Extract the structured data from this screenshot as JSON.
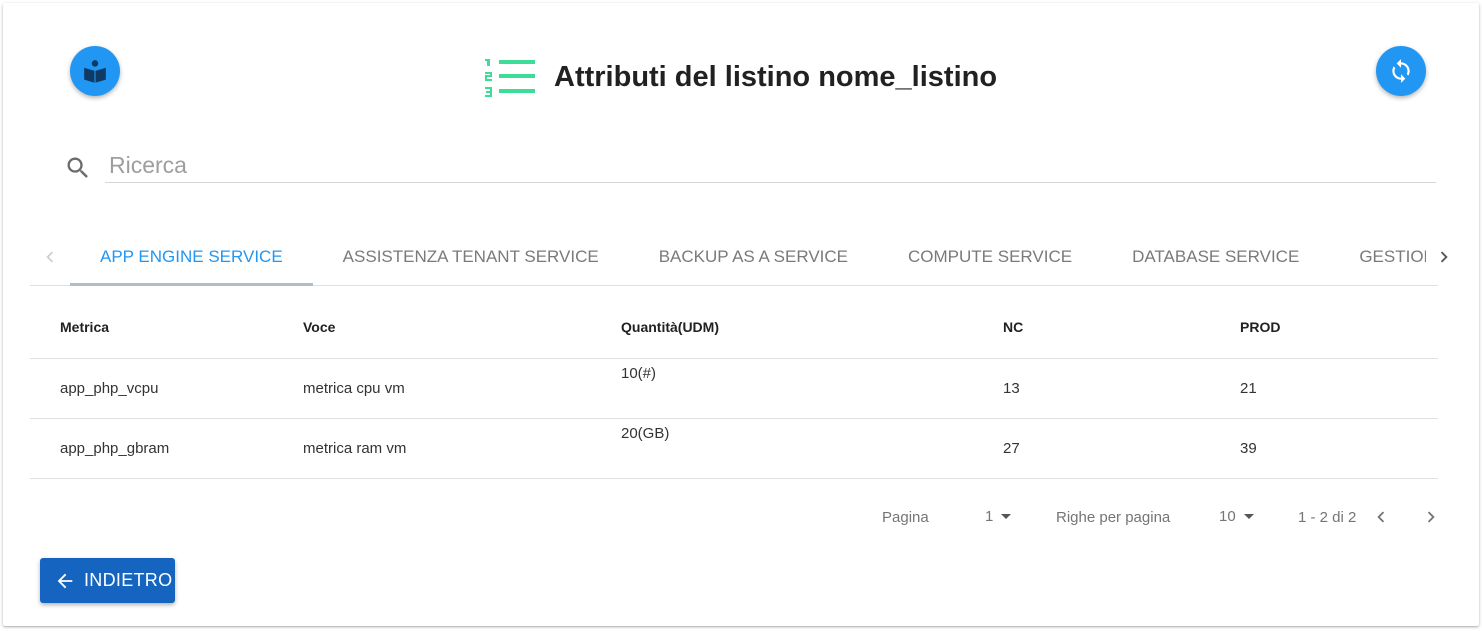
{
  "header": {
    "title": "Attributi del listino nome_listino",
    "left_icon": "book-reader-icon",
    "right_icon": "refresh-icon",
    "title_icon": "numbered-list-icon",
    "accent_color": "#2196f3",
    "title_icon_color": "#3ddc97"
  },
  "search": {
    "placeholder": "Ricerca",
    "value": ""
  },
  "tabs": [
    {
      "label": "APP ENGINE SERVICE",
      "active": true
    },
    {
      "label": "ASSISTENZA TENANT SERVICE",
      "active": false
    },
    {
      "label": "BACKUP AS A SERVICE",
      "active": false
    },
    {
      "label": "COMPUTE SERVICE",
      "active": false
    },
    {
      "label": "DATABASE SERVICE",
      "active": false
    },
    {
      "label": "GESTIONE",
      "active": false
    }
  ],
  "table": {
    "columns": [
      "Metrica",
      "Voce",
      "Quantità(UDM)",
      "NC",
      "PROD"
    ],
    "rows": [
      {
        "metrica": "app_php_vcpu",
        "voce": "metrica cpu vm",
        "quantita": "10(#)",
        "nc": "13",
        "prod": "21"
      },
      {
        "metrica": "app_php_gbram",
        "voce": "metrica ram vm",
        "quantita": "20(GB)",
        "nc": "27",
        "prod": "39"
      }
    ]
  },
  "pagination": {
    "page_label": "Pagina",
    "page_value": "1",
    "rows_label": "Righe per pagina",
    "rows_value": "10",
    "range": "1 - 2 di 2"
  },
  "back_button": {
    "label": "INDIETRO",
    "color": "#1565c0"
  }
}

INSTRUCTIONS FOR THE TASK »
Omitting all images, print the listing exactly.

REPLY »
Extract the structured data from this screenshot as JSON.
{
  "header": {
    "title": "Attributi del listino nome_listino",
    "left_icon": "book-reader-icon",
    "right_icon": "refresh-icon",
    "title_icon": "numbered-list-icon",
    "accent_color": "#2196f3",
    "title_icon_color": "#3ddc97"
  },
  "search": {
    "placeholder": "Ricerca",
    "value": ""
  },
  "tabs": [
    {
      "label": "APP ENGINE SERVICE",
      "active": true
    },
    {
      "label": "ASSISTENZA TENANT SERVICE",
      "active": false
    },
    {
      "label": "BACKUP AS A SERVICE",
      "active": false
    },
    {
      "label": "COMPUTE SERVICE",
      "active": false
    },
    {
      "label": "DATABASE SERVICE",
      "active": false
    },
    {
      "label": "GESTIONE",
      "active": false
    }
  ],
  "table": {
    "columns": [
      "Metrica",
      "Voce",
      "Quantità(UDM)",
      "NC",
      "PROD"
    ],
    "rows": [
      {
        "metrica": "app_php_vcpu",
        "voce": "metrica cpu vm",
        "quantita": "10(#)",
        "nc": "13",
        "prod": "21"
      },
      {
        "metrica": "app_php_gbram",
        "voce": "metrica ram vm",
        "quantita": "20(GB)",
        "nc": "27",
        "prod": "39"
      }
    ]
  },
  "pagination": {
    "page_label": "Pagina",
    "page_value": "1",
    "rows_label": "Righe per pagina",
    "rows_value": "10",
    "range": "1 - 2 di 2"
  },
  "back_button": {
    "label": "INDIETRO",
    "color": "#1565c0"
  }
}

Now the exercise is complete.